** start Given records **
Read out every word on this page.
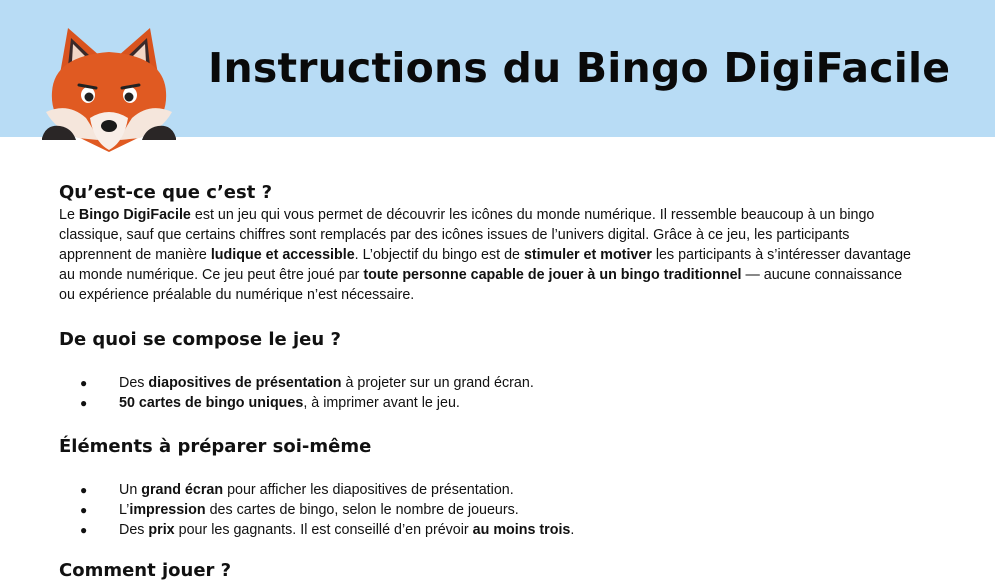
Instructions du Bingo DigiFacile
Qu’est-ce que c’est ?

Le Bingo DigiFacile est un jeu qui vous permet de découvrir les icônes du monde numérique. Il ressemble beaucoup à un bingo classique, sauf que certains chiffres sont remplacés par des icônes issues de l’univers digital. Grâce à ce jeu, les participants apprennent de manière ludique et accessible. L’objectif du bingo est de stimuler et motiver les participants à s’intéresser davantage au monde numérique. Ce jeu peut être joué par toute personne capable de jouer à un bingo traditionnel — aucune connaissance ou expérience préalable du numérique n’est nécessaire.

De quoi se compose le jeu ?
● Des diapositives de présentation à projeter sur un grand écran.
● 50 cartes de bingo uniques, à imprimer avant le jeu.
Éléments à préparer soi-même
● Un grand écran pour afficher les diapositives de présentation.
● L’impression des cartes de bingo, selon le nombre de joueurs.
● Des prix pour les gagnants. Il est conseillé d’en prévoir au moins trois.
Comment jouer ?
** end Given records **
→ **Exercise aim**
Leave the pictures out, and transcribe each of the records exactly.

→ **Worked solution**
Read out every word on this page.
Instructions du Bingo DigiFacile
Qu’est-ce que c’est ?

Le Bingo DigiFacile est un jeu qui vous permet de découvrir les icônes du monde numérique. Il ressemble beaucoup à un bingo classique, sauf que certains chiffres sont remplacés par des icônes issues de l’univers digital. Grâce à ce jeu, les participants apprennent de manière ludique et accessible. L’objectif du bingo est de stimuler et motiver les participants à s’intéresser davantage au monde numérique. Ce jeu peut être joué par toute personne capable de jouer à un bingo traditionnel — aucune connaissance ou expérience préalable du numérique n’est nécessaire.

De quoi se compose le jeu ?
● Des diapositives de présentation à projeter sur un grand écran.
● 50 cartes de bingo uniques, à imprimer avant le jeu.
Éléments à préparer soi-même
● Un grand écran pour afficher les diapositives de présentation.
● L’impression des cartes de bingo, selon le nombre de joueurs.
● Des prix pour les gagnants. Il est conseillé d’en prévoir au moins trois.
Comment jouer ?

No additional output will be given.